(Written request): Tell how many lines in these records contain the string "from", with only the number as the reply.

(begin)

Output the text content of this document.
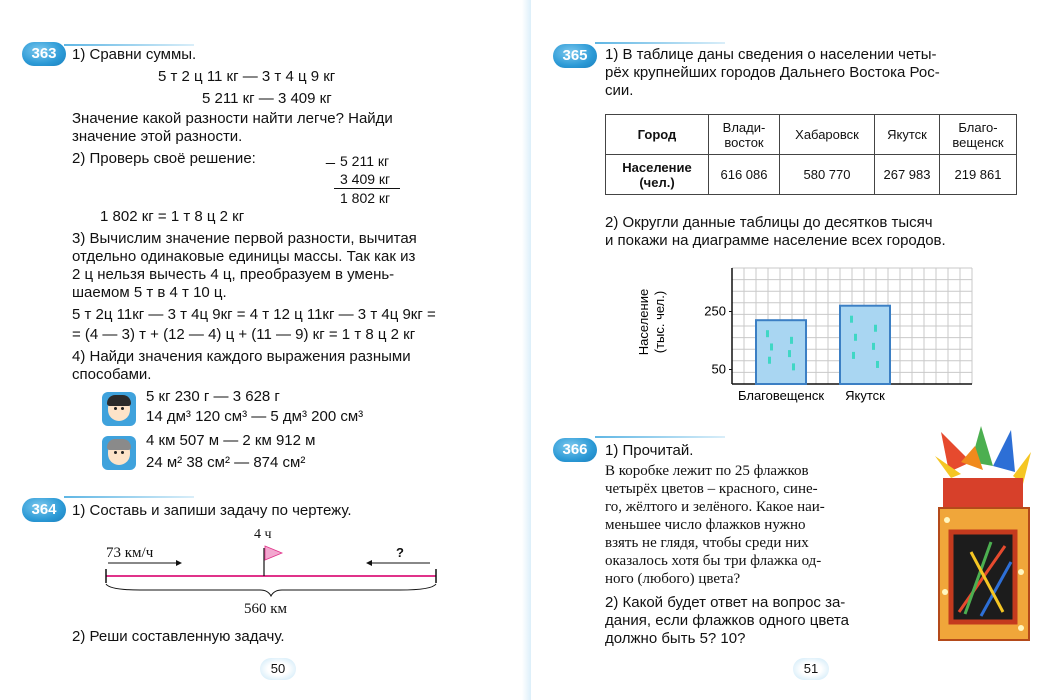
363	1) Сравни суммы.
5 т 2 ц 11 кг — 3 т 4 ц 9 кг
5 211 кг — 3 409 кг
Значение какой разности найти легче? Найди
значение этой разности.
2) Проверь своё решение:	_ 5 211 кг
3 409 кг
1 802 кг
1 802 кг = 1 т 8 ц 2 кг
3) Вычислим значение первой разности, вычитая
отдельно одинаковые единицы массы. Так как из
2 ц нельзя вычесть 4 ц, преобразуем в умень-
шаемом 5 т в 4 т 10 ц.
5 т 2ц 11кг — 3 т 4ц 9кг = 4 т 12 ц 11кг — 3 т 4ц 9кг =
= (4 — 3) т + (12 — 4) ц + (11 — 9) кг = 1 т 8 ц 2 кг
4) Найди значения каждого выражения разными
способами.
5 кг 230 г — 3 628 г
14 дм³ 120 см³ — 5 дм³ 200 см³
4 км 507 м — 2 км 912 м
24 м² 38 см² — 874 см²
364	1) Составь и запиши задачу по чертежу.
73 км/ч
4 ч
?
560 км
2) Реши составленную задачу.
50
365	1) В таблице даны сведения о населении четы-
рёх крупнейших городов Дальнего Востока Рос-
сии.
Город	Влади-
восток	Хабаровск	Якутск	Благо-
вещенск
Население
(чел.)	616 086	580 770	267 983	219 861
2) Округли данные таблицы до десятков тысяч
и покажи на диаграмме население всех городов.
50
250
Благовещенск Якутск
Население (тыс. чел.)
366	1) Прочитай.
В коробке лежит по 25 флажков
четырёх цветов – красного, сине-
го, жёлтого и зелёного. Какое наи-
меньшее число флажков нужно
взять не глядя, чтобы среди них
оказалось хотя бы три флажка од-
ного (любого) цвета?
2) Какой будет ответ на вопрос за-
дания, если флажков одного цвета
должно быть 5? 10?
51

(end)
(begin)

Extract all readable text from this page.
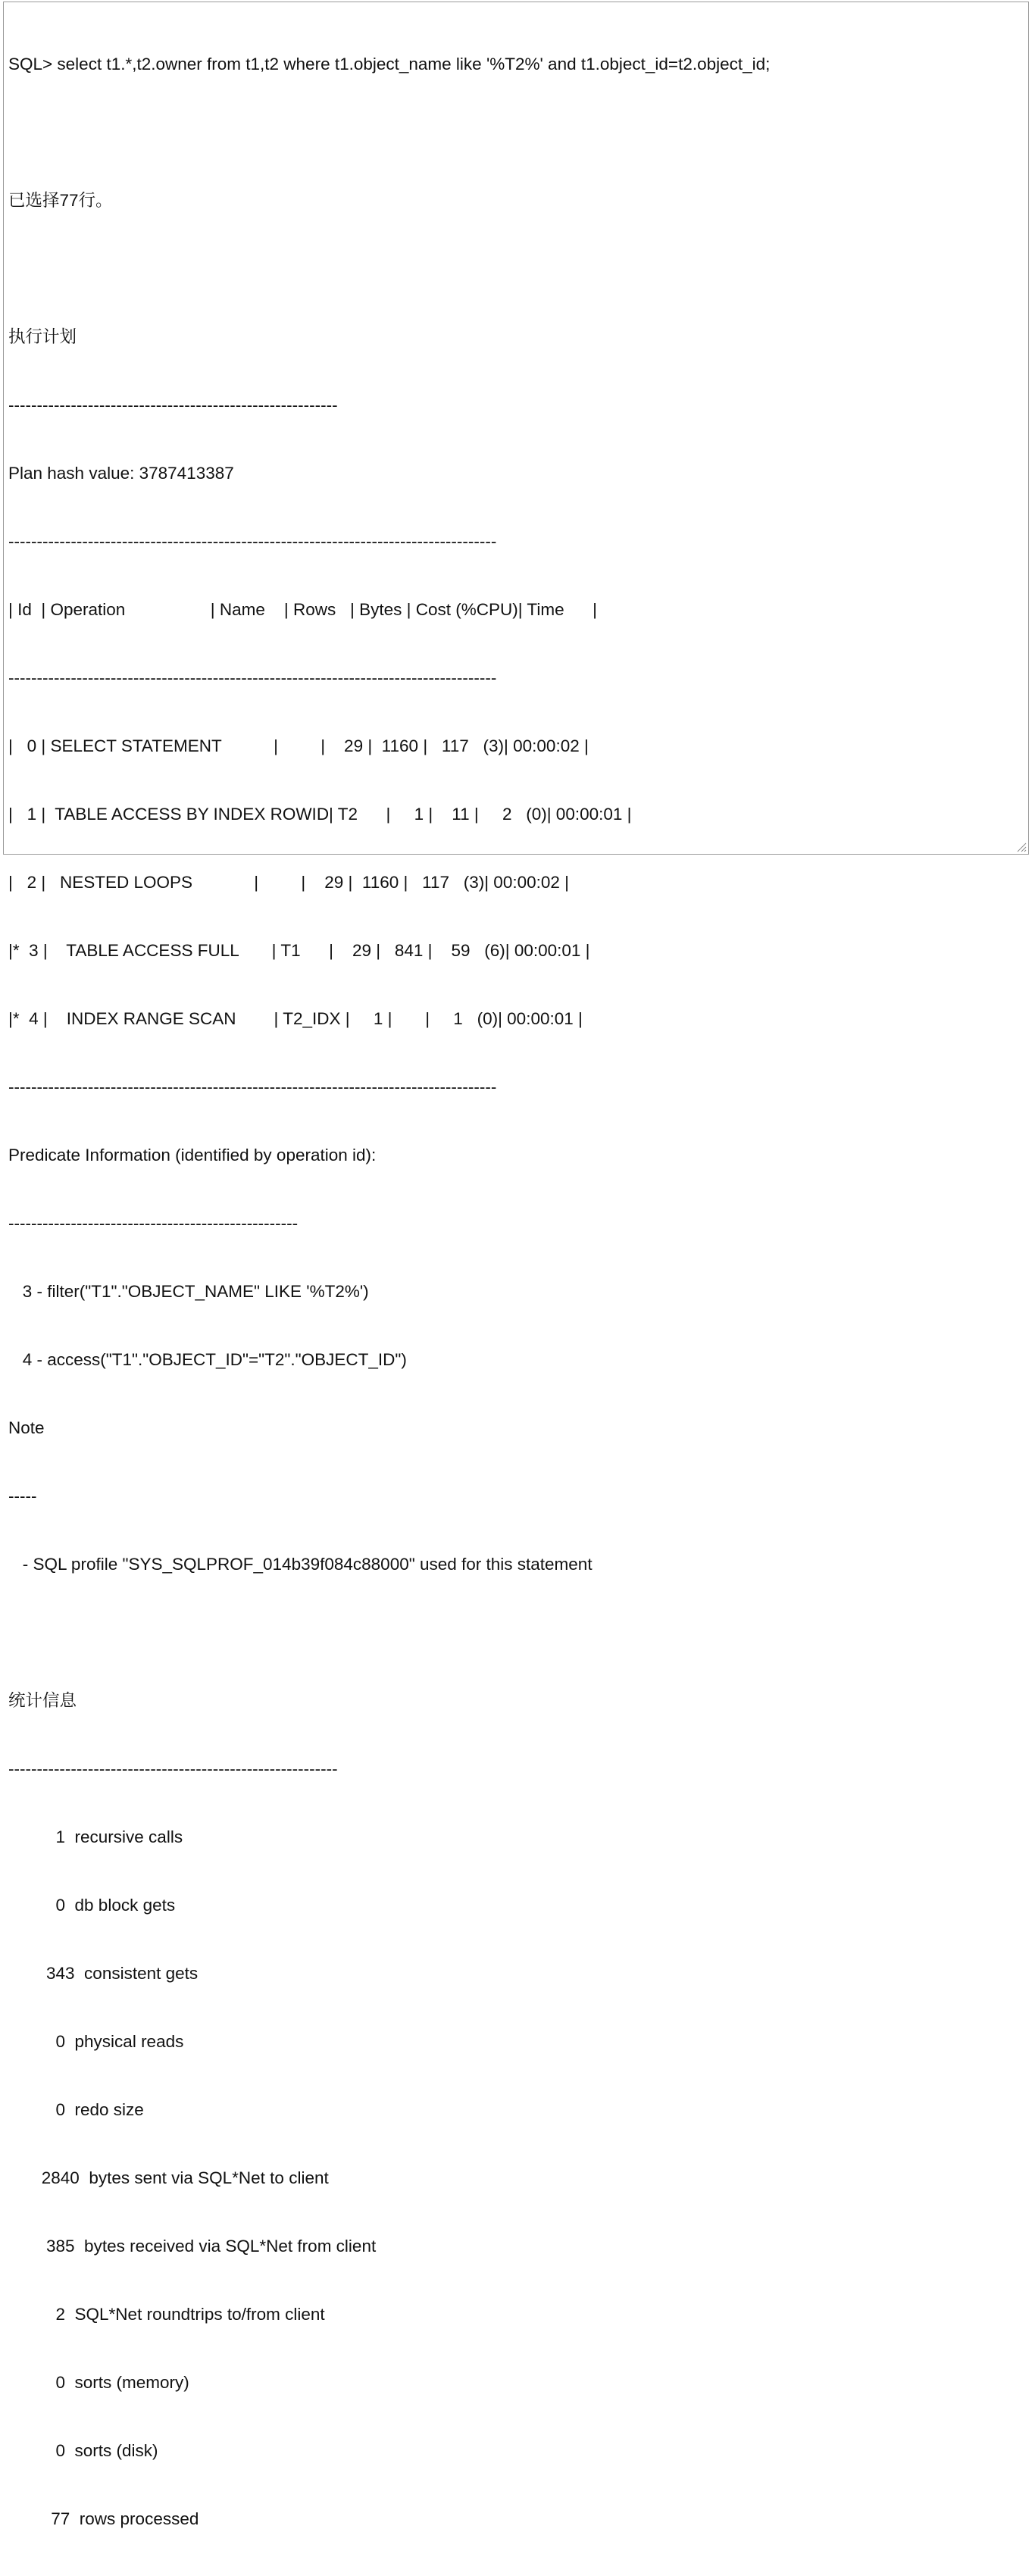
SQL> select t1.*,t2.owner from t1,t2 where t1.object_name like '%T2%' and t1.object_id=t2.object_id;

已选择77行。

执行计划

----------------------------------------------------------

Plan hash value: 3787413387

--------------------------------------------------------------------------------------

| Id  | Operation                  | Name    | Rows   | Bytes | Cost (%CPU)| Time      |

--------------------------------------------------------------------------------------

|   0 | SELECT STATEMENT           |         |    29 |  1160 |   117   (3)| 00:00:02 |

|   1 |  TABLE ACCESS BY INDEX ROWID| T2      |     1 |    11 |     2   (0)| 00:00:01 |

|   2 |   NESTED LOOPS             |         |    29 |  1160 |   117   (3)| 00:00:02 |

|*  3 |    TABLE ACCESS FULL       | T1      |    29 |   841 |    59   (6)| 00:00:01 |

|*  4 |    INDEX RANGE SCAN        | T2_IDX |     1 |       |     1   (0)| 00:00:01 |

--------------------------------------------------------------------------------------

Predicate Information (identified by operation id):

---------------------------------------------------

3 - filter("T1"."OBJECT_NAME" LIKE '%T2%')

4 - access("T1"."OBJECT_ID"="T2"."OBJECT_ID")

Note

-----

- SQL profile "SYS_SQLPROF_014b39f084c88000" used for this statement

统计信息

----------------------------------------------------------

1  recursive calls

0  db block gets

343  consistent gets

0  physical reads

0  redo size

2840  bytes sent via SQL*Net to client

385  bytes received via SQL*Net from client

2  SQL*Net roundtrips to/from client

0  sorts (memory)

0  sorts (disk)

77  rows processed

(end)

(Exercise result): 4